* Start Data for processing *
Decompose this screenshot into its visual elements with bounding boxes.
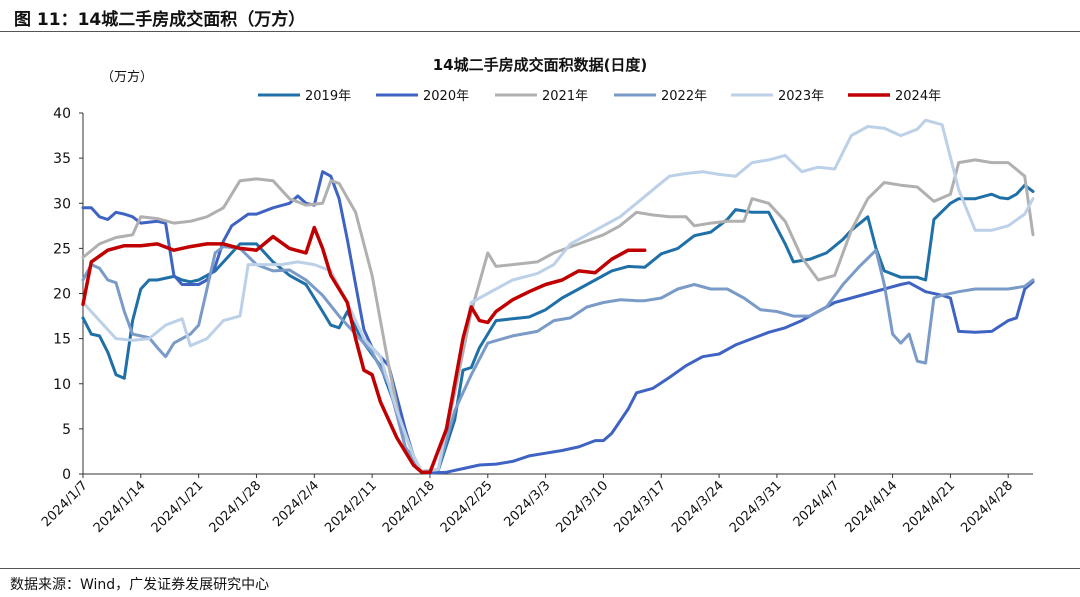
x-tick-label: 2024/1/21: [149, 478, 207, 536]
data-source-note: 数据来源：Wind，广发证券发展研究中心: [10, 577, 270, 593]
y-tick-label: 5: [62, 422, 71, 438]
series-line-2020年: [81, 170, 1035, 475]
legend-label: 2022年: [661, 89, 707, 104]
x-tick-label: 2024/3/24: [669, 478, 727, 536]
y-tick-label: 40: [53, 106, 71, 122]
figure-header: 图 11：14城二手房成交面积（万方）: [0, 0, 1080, 34]
x-tick-label: 2024/2/18: [380, 478, 438, 536]
figure-caption: 图 11：14城二手房成交面积（万方）: [14, 10, 306, 30]
series-line-2023年: [81, 118, 1035, 473]
x-tick-label: 2024/4/28: [958, 478, 1016, 536]
chart-title: 14城二手房成交面积数据(日度): [433, 56, 648, 74]
legend-item: 2020年: [376, 89, 469, 104]
y-tick-label: 15: [53, 332, 71, 348]
x-tick-label: 2024/1/14: [91, 478, 149, 536]
x-tick-label: 2024/3/17: [611, 478, 669, 536]
y-tick-label: 0: [62, 467, 71, 483]
line-chart: 14城二手房成交面积数据(日度) （万方） 2019年 2020年 2021年 202…: [39, 56, 1035, 536]
y-tick-label: 20: [53, 287, 71, 303]
legend-label: 2023年: [778, 89, 824, 104]
legend-item: 2023年: [731, 89, 824, 104]
bottom-rule: [0, 568, 1080, 569]
series-line-2024年: [81, 225, 647, 474]
x-tick-label: 2024/2/4: [270, 478, 322, 530]
x-tick-label: 2024/1/7: [39, 478, 91, 530]
y-tick-label: 25: [53, 241, 71, 257]
series-line-2021年: [81, 158, 1035, 473]
y-tick-label: 10: [53, 377, 71, 393]
legend-label: 2020年: [423, 89, 469, 104]
top-rule: [0, 31, 1080, 32]
x-tick-label: 2024/2/25: [438, 478, 496, 536]
x-tick-label: 2024/2/11: [322, 478, 380, 536]
legend-item: 2019年: [258, 89, 351, 104]
x-tick-label: 2024/1/28: [207, 478, 265, 536]
legend-item: 2024年: [848, 89, 941, 104]
x-tick-label: 2024/3/3: [502, 478, 554, 530]
legend-label: 2021年: [542, 89, 588, 104]
y-tick-label: 35: [53, 151, 71, 167]
series-line-2022年: [81, 245, 1035, 473]
legend: 2019年 2020年 2021年 2022年 2023年 2024年: [258, 89, 941, 104]
series-line-2019年: [81, 183, 1035, 474]
x-tick-label: 2024/3/31: [727, 478, 785, 536]
legend-label: 2019年: [305, 89, 351, 104]
legend-label: 2024年: [895, 89, 941, 104]
x-tick-label: 2024/4/7: [791, 478, 843, 530]
x-tick-label: 2024/4/21: [900, 478, 958, 536]
y-tick-label: 30: [53, 196, 71, 212]
y-axis-unit-label: （万方）: [101, 69, 153, 85]
legend-item: 2022年: [614, 89, 707, 104]
legend-item: 2021年: [495, 89, 588, 104]
x-tick-label: 2024/3/10: [554, 478, 612, 536]
x-tick-label: 2024/4/14: [843, 478, 901, 536]
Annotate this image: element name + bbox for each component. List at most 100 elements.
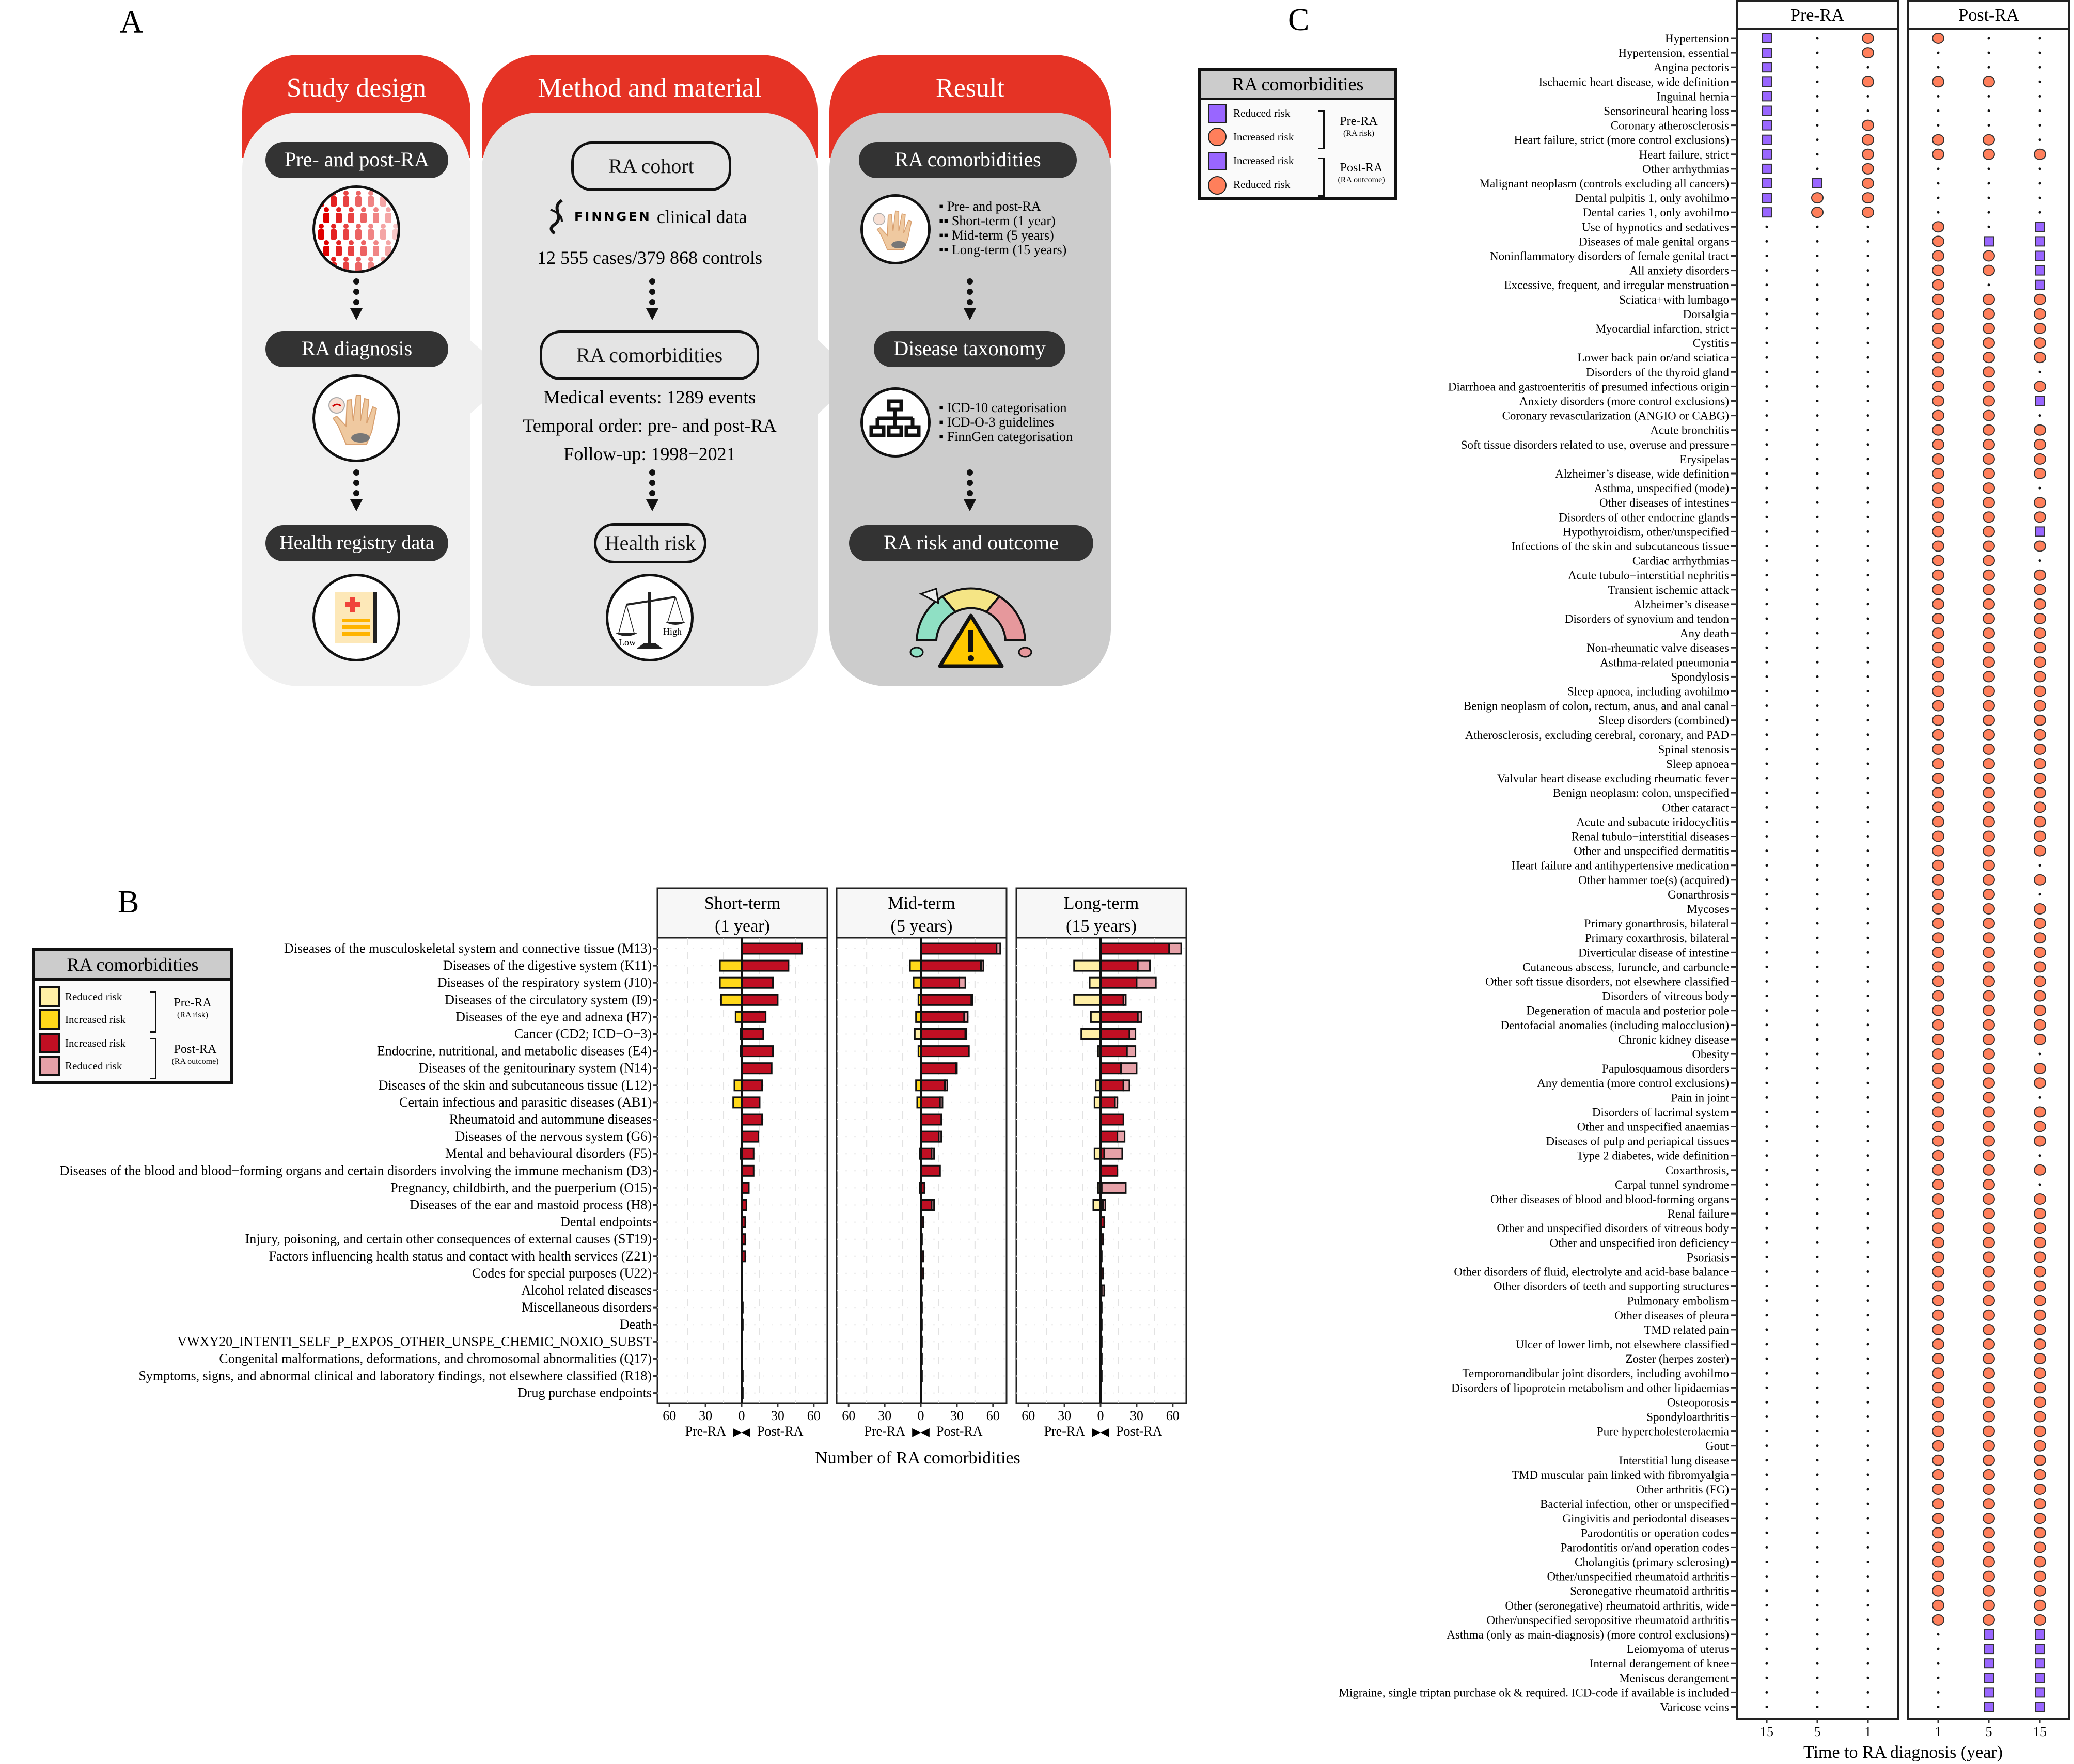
* End Data for processing *
# Your task
Copy every row above word for word, leaving out the pictures.

# Exercise answer
Decompose this screenshot into its visual elements with bounding boxes.
x-tick-label: 2024/1/21: [149, 478, 207, 536]
data-source-note: 数据来源：Wind，广发证券发展研究中心: [10, 577, 270, 593]
y-tick-label: 5: [62, 422, 71, 438]
series-line-2020年: [81, 170, 1035, 475]
legend-label: 2022年: [661, 89, 707, 104]
x-tick-label: 2024/3/24: [669, 478, 727, 536]
y-tick-label: 40: [53, 106, 71, 122]
figure-header: 图 11：14城二手房成交面积（万方）: [0, 0, 1080, 34]
x-tick-label: 2024/2/18: [380, 478, 438, 536]
figure-caption: 图 11：14城二手房成交面积（万方）: [14, 10, 306, 30]
series-line-2023年: [81, 118, 1035, 473]
x-tick-label: 2024/4/28: [958, 478, 1016, 536]
chart-title: 14城二手房成交面积数据(日度): [433, 56, 648, 74]
legend-item: 2020年: [376, 89, 469, 104]
y-tick-label: 15: [53, 332, 71, 348]
x-tick-label: 2024/1/14: [91, 478, 149, 536]
x-tick-label: 2024/3/17: [611, 478, 669, 536]
y-tick-label: 0: [62, 467, 71, 483]
line-chart: 14城二手房成交面积数据(日度) （万方） 2019年 2020年 2021年 202…: [39, 56, 1035, 536]
y-tick-label: 20: [53, 287, 71, 303]
legend-label: 2023年: [778, 89, 824, 104]
legend-item: 2023年: [731, 89, 824, 104]
bottom-rule: [0, 568, 1080, 569]
series-line-2024年: [81, 225, 647, 474]
x-tick-label: 2024/2/4: [270, 478, 322, 530]
x-tick-label: 2024/1/7: [39, 478, 91, 530]
y-tick-label: 25: [53, 241, 71, 257]
series-line-2021年: [81, 158, 1035, 473]
y-tick-label: 10: [53, 377, 71, 393]
legend-label: 2020年: [423, 89, 469, 104]
top-rule: [0, 31, 1080, 32]
x-tick-label: 2024/2/25: [438, 478, 496, 536]
x-tick-label: 2024/2/11: [322, 478, 380, 536]
legend-item: 2019年: [258, 89, 351, 104]
x-tick-label: 2024/1/28: [207, 478, 265, 536]
legend-item: 2024年: [848, 89, 941, 104]
x-tick-label: 2024/3/3: [502, 478, 554, 530]
legend-label: 2021年: [542, 89, 588, 104]
y-tick-label: 35: [53, 151, 71, 167]
series-line-2022年: [81, 245, 1035, 473]
legend: 2019年 2020年 2021年 2022年 2023年 2024年: [258, 89, 941, 104]
series-line-2019年: [81, 183, 1035, 474]
x-tick-label: 2024/3/31: [727, 478, 785, 536]
legend-label: 2019年: [305, 89, 351, 104]
legend-label: 2024年: [895, 89, 941, 104]
x-tick-label: 2024/4/7: [791, 478, 843, 530]
x-tick-label: 2024/4/21: [900, 478, 958, 536]
y-tick-label: 30: [53, 196, 71, 212]
y-axis-unit-label: （万方）: [101, 69, 153, 85]
legend-item: 2022年: [614, 89, 707, 104]
legend-item: 2021年: [495, 89, 588, 104]
x-tick-label: 2024/3/10: [554, 478, 612, 536]
x-tick-label: 2024/4/14: [843, 478, 901, 536]
Annotate this image: element name + bbox for each component. List at most 100 elements.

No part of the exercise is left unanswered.